## [Challenge]
Copy each line below that contains "ПРЕДОСТАВЛЕНИЕ".

··········

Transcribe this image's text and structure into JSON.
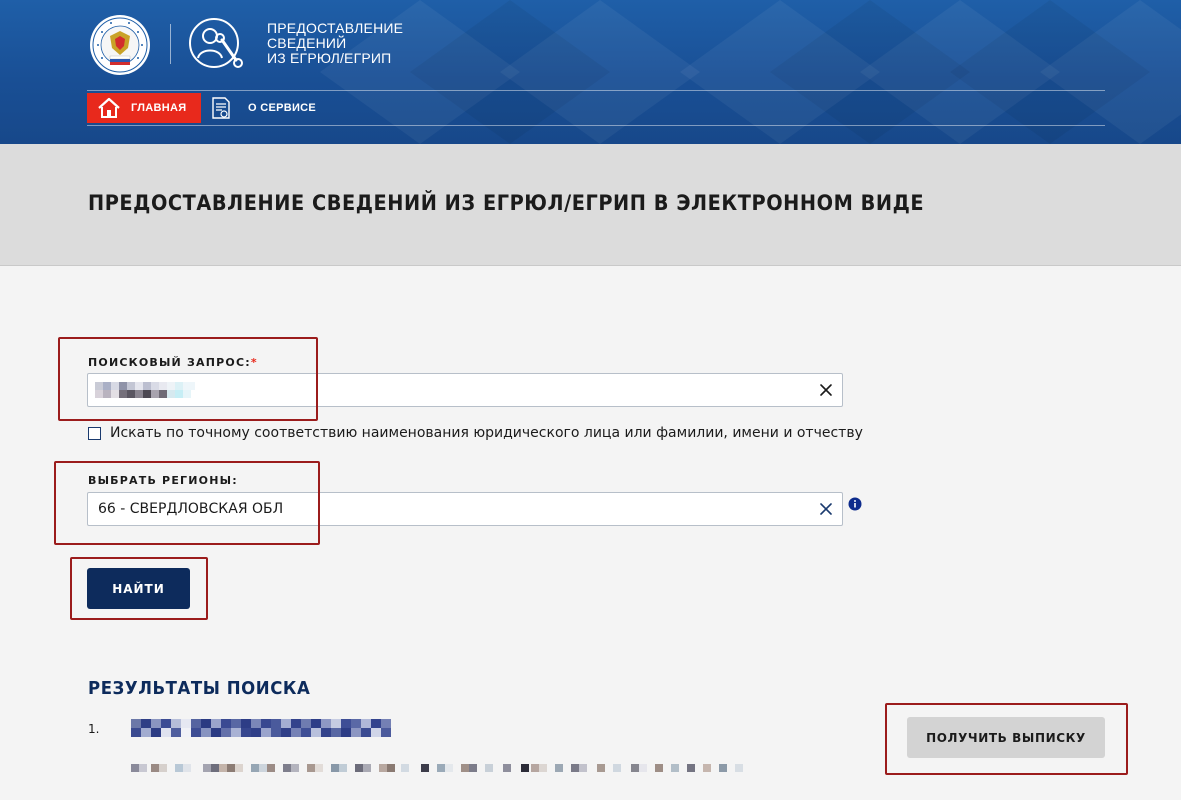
{
  "header": {
    "service_title_lines": [
      "ПРЕДОСТАВЛЕНИЕ",
      "СВЕДЕНИЙ",
      "ИЗ ЕГРЮЛ/ЕГРИП"
    ],
    "nav": {
      "home_label": "ГЛАВНАЯ",
      "about_label": "О СЕРВИСЕ"
    }
  },
  "page_title": "ПРЕДОСТАВЛЕНИЕ СВЕДЕНИЙ ИЗ ЕГРЮЛ/ЕГРИП В ЭЛЕКТРОННОМ ВИДЕ",
  "form": {
    "query_label": "ПОИСКОВЫЙ ЗАПРОС:",
    "query_required_mark": "*",
    "exact_match_label": "Искать по точному соответствию наименования юридического лица или фамилии, имени и отчеству",
    "exact_match_checked": false,
    "region_label": "ВЫБРАТЬ РЕГИОНЫ:",
    "region_value": "66 - СВЕРДЛОВСКАЯ ОБЛ",
    "find_button": "НАЙТИ"
  },
  "results": {
    "title": "РЕЗУЛЬТАТЫ ПОИСКА",
    "items": [
      {
        "index": "1.",
        "action_label": "ПОЛУЧИТЬ ВЫПИСКУ"
      }
    ]
  },
  "colors": {
    "header_blue": "#1f5fa8",
    "nav_home_red": "#e8291c",
    "button_navy": "#0d2b5c",
    "annotation_red": "#9b1c1c"
  },
  "icons": {
    "fns_logo": "fns-emblem-icon",
    "service_logo": "service-worker-icon",
    "home": "home-icon",
    "about": "document-icon",
    "clear": "close-icon",
    "info": "info-icon"
  }
}
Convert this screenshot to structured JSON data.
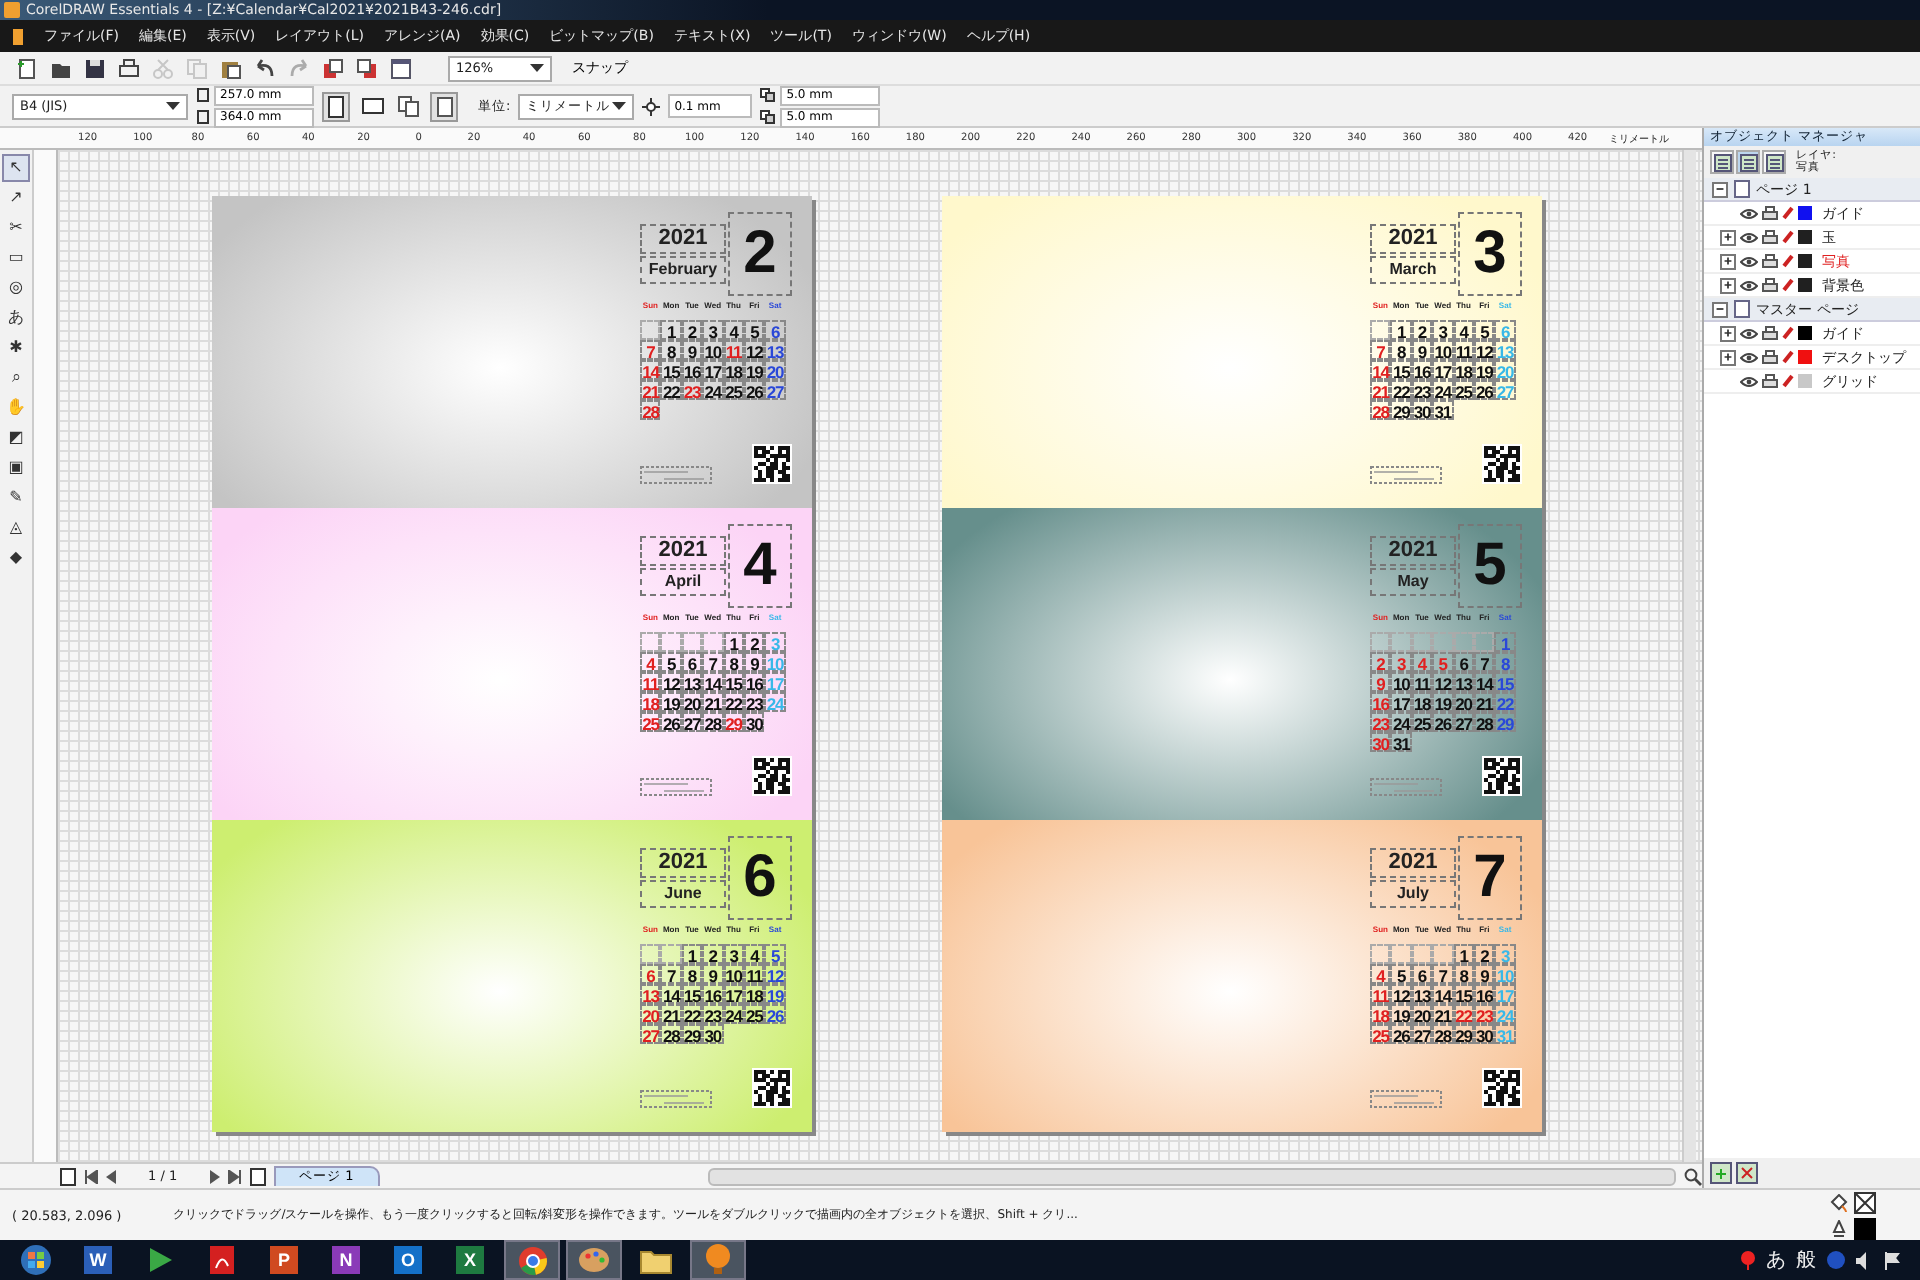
{
  "window": {
    "title": "CorelDRAW Essentials 4 - [Z:¥Calendar¥Cal2021¥2021B43-246.cdr]"
  },
  "menu": [
    "ファイル(F)",
    "編集(E)",
    "表示(V)",
    "レイアウト(L)",
    "アレンジ(A)",
    "効果(C)",
    "ビットマップ(B)",
    "テキスト(X)",
    "ツール(T)",
    "ウィンドウ(W)",
    "ヘルプ(H)"
  ],
  "toolbar": {
    "buttons": [
      {
        "kind": "new",
        "disabled": false
      },
      {
        "kind": "open",
        "disabled": false
      },
      {
        "kind": "save",
        "disabled": false
      },
      {
        "kind": "print",
        "disabled": false
      },
      {
        "kind": "cut",
        "disabled": true
      },
      {
        "kind": "copy",
        "disabled": true
      },
      {
        "kind": "paste",
        "disabled": false
      },
      {
        "kind": "undo",
        "disabled": false
      },
      {
        "kind": "redo",
        "disabled": true
      },
      {
        "kind": "import",
        "disabled": false
      },
      {
        "kind": "export",
        "disabled": false
      },
      {
        "kind": "launcher",
        "disabled": false
      }
    ],
    "zoom": "126%",
    "snap": "スナップ"
  },
  "property_bar": {
    "paper": "B4 (JIS)",
    "width": "257.0 mm",
    "height": "364.0 mm",
    "unit_label": "単位:",
    "unit": "ミリメートル",
    "nudge": "0.1 mm",
    "dup_x": "5.0 mm",
    "dup_y": "5.0 mm"
  },
  "ruler": {
    "labels": [
      "120",
      "100",
      "80",
      "60",
      "40",
      "20",
      "0",
      "20",
      "40",
      "60",
      "80",
      "100",
      "120",
      "140",
      "160",
      "180",
      "200",
      "220",
      "240",
      "260",
      "280",
      "300",
      "320",
      "340",
      "360",
      "380",
      "400",
      "420"
    ],
    "unit": "ミリメートル"
  },
  "toolbox": [
    "↖",
    "↗",
    "✂",
    "▭",
    "◎",
    "あ",
    "✱",
    "⌕",
    "✋",
    "◩",
    "▣",
    "✎",
    "◬",
    "◆"
  ],
  "pages": [
    {
      "calendars": [
        {
          "color": "#c4c4c4",
          "saturday": {
            "color": "#2a48d8"
          },
          "year": "2021",
          "month_name": "February",
          "month": "2",
          "weekdays": [
            "Sun",
            "Mon",
            "Tue",
            "Wed",
            "Thu",
            "Fri",
            "Sat"
          ],
          "weeks": [
            [
              {
                "kind": "blank"
              },
              "1",
              "2",
              "3",
              "4",
              "5",
              "6"
            ],
            [
              "7",
              "8",
              "9",
              "10",
              {
                "d": "11",
                "kind": "holiday"
              },
              "12",
              "13"
            ],
            [
              "14",
              "15",
              "16",
              "17",
              "18",
              "19",
              "20"
            ],
            [
              "21",
              "22",
              {
                "d": "23",
                "kind": "holiday"
              },
              "24",
              "25",
              "26",
              "27"
            ],
            [
              "28"
            ]
          ]
        },
        {
          "color": "#fcd4f6",
          "saturday": {
            "color": "#38b8e8"
          },
          "year": "2021",
          "month_name": "April",
          "month": "4",
          "weekdays": [
            "Sun",
            "Mon",
            "Tue",
            "Wed",
            "Thu",
            "Fri",
            "Sat"
          ],
          "weeks": [
            [
              {
                "kind": "blank"
              },
              {
                "kind": "blank"
              },
              {
                "kind": "blank"
              },
              {
                "kind": "blank"
              },
              "1",
              "2",
              "3"
            ],
            [
              "4",
              "5",
              "6",
              "7",
              "8",
              "9",
              "10"
            ],
            [
              "11",
              "12",
              "13",
              "14",
              "15",
              "16",
              "17"
            ],
            [
              "18",
              "19",
              "20",
              "21",
              "22",
              "23",
              "24"
            ],
            [
              "25",
              "26",
              "27",
              "28",
              {
                "d": "29",
                "kind": "holiday"
              },
              "30"
            ]
          ]
        },
        {
          "color": "#cdee70",
          "saturday": {
            "color": "#2a48d8"
          },
          "year": "2021",
          "month_name": "June",
          "month": "6",
          "weekdays": [
            "Sun",
            "Mon",
            "Tue",
            "Wed",
            "Thu",
            "Fri",
            "Sat"
          ],
          "weeks": [
            [
              {
                "kind": "blank"
              },
              {
                "kind": "blank"
              },
              "1",
              "2",
              "3",
              "4",
              "5"
            ],
            [
              "6",
              "7",
              "8",
              "9",
              "10",
              "11",
              "12"
            ],
            [
              "13",
              "14",
              "15",
              "16",
              "17",
              "18",
              "19"
            ],
            [
              "20",
              "21",
              "22",
              "23",
              "24",
              "25",
              "26"
            ],
            [
              "27",
              "28",
              "29",
              "30"
            ]
          ]
        }
      ]
    },
    {
      "calendars": [
        {
          "color": "#fff8cc",
          "saturday": {
            "color": "#38b8e8"
          },
          "year": "2021",
          "month_name": "March",
          "month": "3",
          "weekdays": [
            "Sun",
            "Mon",
            "Tue",
            "Wed",
            "Thu",
            "Fri",
            "Sat"
          ],
          "weeks": [
            [
              {
                "kind": "blank"
              },
              "1",
              "2",
              "3",
              "4",
              "5",
              "6"
            ],
            [
              "7",
              "8",
              "9",
              "10",
              "11",
              "12",
              "13"
            ],
            [
              "14",
              "15",
              "16",
              "17",
              "18",
              "19",
              "20"
            ],
            [
              "21",
              "22",
              "23",
              "24",
              "25",
              "26",
              "27"
            ],
            [
              "28",
              "29",
              "30",
              "31"
            ]
          ]
        },
        {
          "color": "#668f8c",
          "saturday": {
            "color": "#2a48d8"
          },
          "year": "2021",
          "month_name": "May",
          "month": "5",
          "weekdays": [
            "Sun",
            "Mon",
            "Tue",
            "Wed",
            "Thu",
            "Fri",
            "Sat"
          ],
          "weeks": [
            [
              {
                "kind": "blank"
              },
              {
                "kind": "blank"
              },
              {
                "kind": "blank"
              },
              {
                "kind": "blank"
              },
              {
                "kind": "blank"
              },
              {
                "kind": "blank"
              },
              "1"
            ],
            [
              "2",
              {
                "d": "3",
                "kind": "holiday"
              },
              {
                "d": "4",
                "kind": "holiday"
              },
              {
                "d": "5",
                "kind": "holiday"
              },
              "6",
              "7",
              "8"
            ],
            [
              "9",
              "10",
              "11",
              "12",
              "13",
              "14",
              "15"
            ],
            [
              "16",
              "17",
              "18",
              "19",
              "20",
              "21",
              "22"
            ],
            [
              "23",
              "24",
              "25",
              "26",
              "27",
              "28",
              "29"
            ],
            [
              "30",
              "31"
            ]
          ]
        },
        {
          "color": "#f8c498",
          "saturday": {
            "color": "#38b8e8"
          },
          "year": "2021",
          "month_name": "July",
          "month": "7",
          "weekdays": [
            "Sun",
            "Mon",
            "Tue",
            "Wed",
            "Thu",
            "Fri",
            "Sat"
          ],
          "weeks": [
            [
              {
                "kind": "blank"
              },
              {
                "kind": "blank"
              },
              {
                "kind": "blank"
              },
              {
                "kind": "blank"
              },
              "1",
              "2",
              "3"
            ],
            [
              "4",
              "5",
              "6",
              "7",
              "8",
              "9",
              "10"
            ],
            [
              "11",
              "12",
              "13",
              "14",
              "15",
              "16",
              "17"
            ],
            [
              "18",
              "19",
              "20",
              "21",
              {
                "d": "22",
                "kind": "holiday"
              },
              {
                "d": "23",
                "kind": "holiday"
              },
              "24"
            ],
            [
              "25",
              "26",
              "27",
              "28",
              "29",
              "30",
              "31"
            ]
          ]
        }
      ]
    }
  ],
  "page_nav": {
    "counter": "1 / 1",
    "tabs": [
      {
        "label": "ページ 1",
        "selected": true
      }
    ]
  },
  "object_manager": {
    "title": "オブジェクト マネージャ",
    "layer_label": "レイヤ:",
    "layer": "写真",
    "pages": [
      {
        "label": "ページ 1",
        "expanded": true,
        "layers": [
          {
            "label": "ガイド",
            "color": "#1010f0",
            "selected": false
          },
          {
            "label": "玉",
            "color": "#202020",
            "selected": false,
            "expanded": false
          },
          {
            "label": "写真",
            "color": "#202020",
            "selected": true,
            "expanded": false
          },
          {
            "label": "背景色",
            "color": "#202020",
            "selected": false,
            "expanded": false
          }
        ]
      },
      {
        "label": "マスター ページ",
        "expanded": true,
        "layers": [
          {
            "label": "ガイド",
            "color": "#000000",
            "selected": false,
            "expanded": false
          },
          {
            "label": "デスクトップ",
            "color": "#f01010",
            "selected": false,
            "expanded": false
          },
          {
            "label": "グリッド",
            "color": "#c8c8c8",
            "selected": false
          }
        ]
      }
    ]
  },
  "status_bar": {
    "coords": "( 20.583, 2.096 )",
    "message": "クリックでドラッグ/スケールを操作、もう一度クリックすると回転/斜変形を操作できます。ツールをダブルクリックで描画内の全オブジェクトを選択、Shift + クリ..."
  },
  "taskbar": {
    "items": [
      {
        "kind": "start",
        "active": false
      },
      {
        "kind": "letter",
        "letter": "W",
        "color": "#2b5fb8",
        "active": false
      },
      {
        "kind": "triangle",
        "color": "#3aa845",
        "active": false
      },
      {
        "kind": "pdf",
        "color": "#d42020",
        "active": false
      },
      {
        "kind": "letter",
        "letter": "P",
        "color": "#d04a20",
        "active": false
      },
      {
        "kind": "letter",
        "letter": "N",
        "color": "#8a3ab8",
        "active": false
      },
      {
        "kind": "letter",
        "letter": "O",
        "color": "#1470c8",
        "active": false
      },
      {
        "kind": "letter",
        "letter": "X",
        "color": "#1e7a40",
        "active": false
      },
      {
        "kind": "chrome",
        "active": true
      },
      {
        "kind": "palette",
        "active": true
      },
      {
        "kind": "folder",
        "active": false
      },
      {
        "kind": "corel",
        "color": "#f08a20",
        "active": true
      }
    ],
    "tray": [
      "あ",
      "般"
    ]
  }
}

··········

## [Result of this task]
      "ПРЕДОСТАВЛЕНИЕ",
  "page_title": "ПРЕДОСТАВЛЕНИЕ СВЕДЕНИЙ ИЗ ЕГРЮЛ/ЕГРИП В ЭЛЕКТРОННОМ ВИДЕ",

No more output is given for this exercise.